Can you copy out the data exactly? Leave the images out.

— Start of Excerpted data —

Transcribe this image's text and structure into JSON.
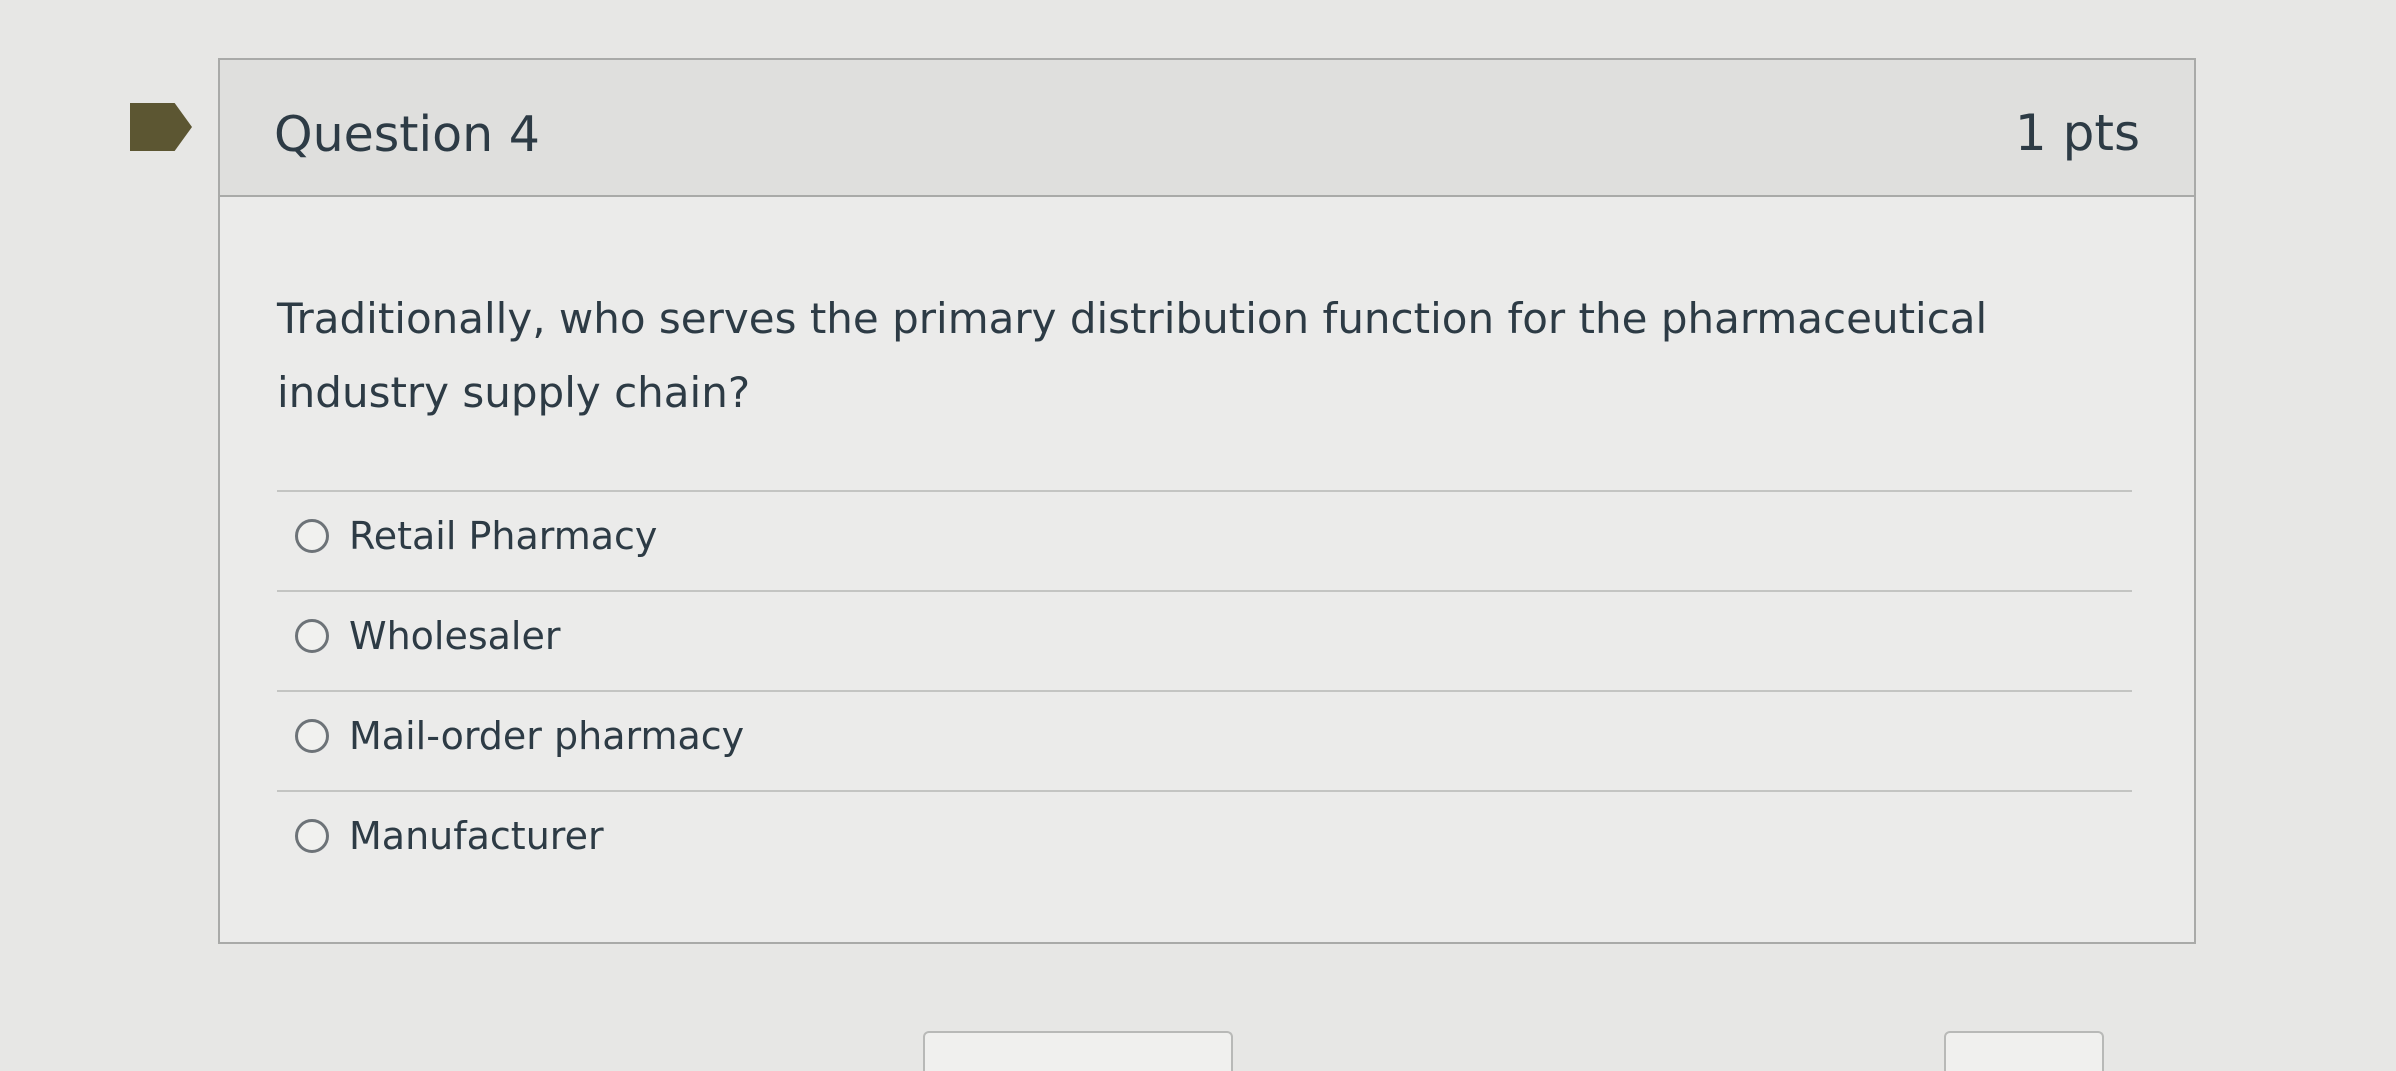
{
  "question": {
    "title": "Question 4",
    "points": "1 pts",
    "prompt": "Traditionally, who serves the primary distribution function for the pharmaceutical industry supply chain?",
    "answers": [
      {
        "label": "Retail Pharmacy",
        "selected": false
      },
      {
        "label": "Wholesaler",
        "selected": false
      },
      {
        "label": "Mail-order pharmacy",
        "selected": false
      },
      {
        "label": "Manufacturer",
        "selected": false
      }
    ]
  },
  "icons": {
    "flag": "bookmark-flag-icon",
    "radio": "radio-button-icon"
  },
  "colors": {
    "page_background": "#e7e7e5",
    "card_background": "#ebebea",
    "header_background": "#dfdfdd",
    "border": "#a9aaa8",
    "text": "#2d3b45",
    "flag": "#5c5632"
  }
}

— End of Excerpted data —

> Reply:
Transcribe this image's text and structure into JSON.
{
  "question": {
    "title": "Question 4",
    "points": "1 pts",
    "prompt": "Traditionally, who serves the primary distribution function for the pharmaceutical industry supply chain?",
    "answers": [
      {
        "label": "Retail Pharmacy",
        "selected": false
      },
      {
        "label": "Wholesaler",
        "selected": false
      },
      {
        "label": "Mail-order pharmacy",
        "selected": false
      },
      {
        "label": "Manufacturer",
        "selected": false
      }
    ]
  },
  "icons": {
    "flag": "bookmark-flag-icon",
    "radio": "radio-button-icon"
  },
  "colors": {
    "page_background": "#e7e7e5",
    "card_background": "#ebebea",
    "header_background": "#dfdfdd",
    "border": "#a9aaa8",
    "text": "#2d3b45",
    "flag": "#5c5632"
  }
}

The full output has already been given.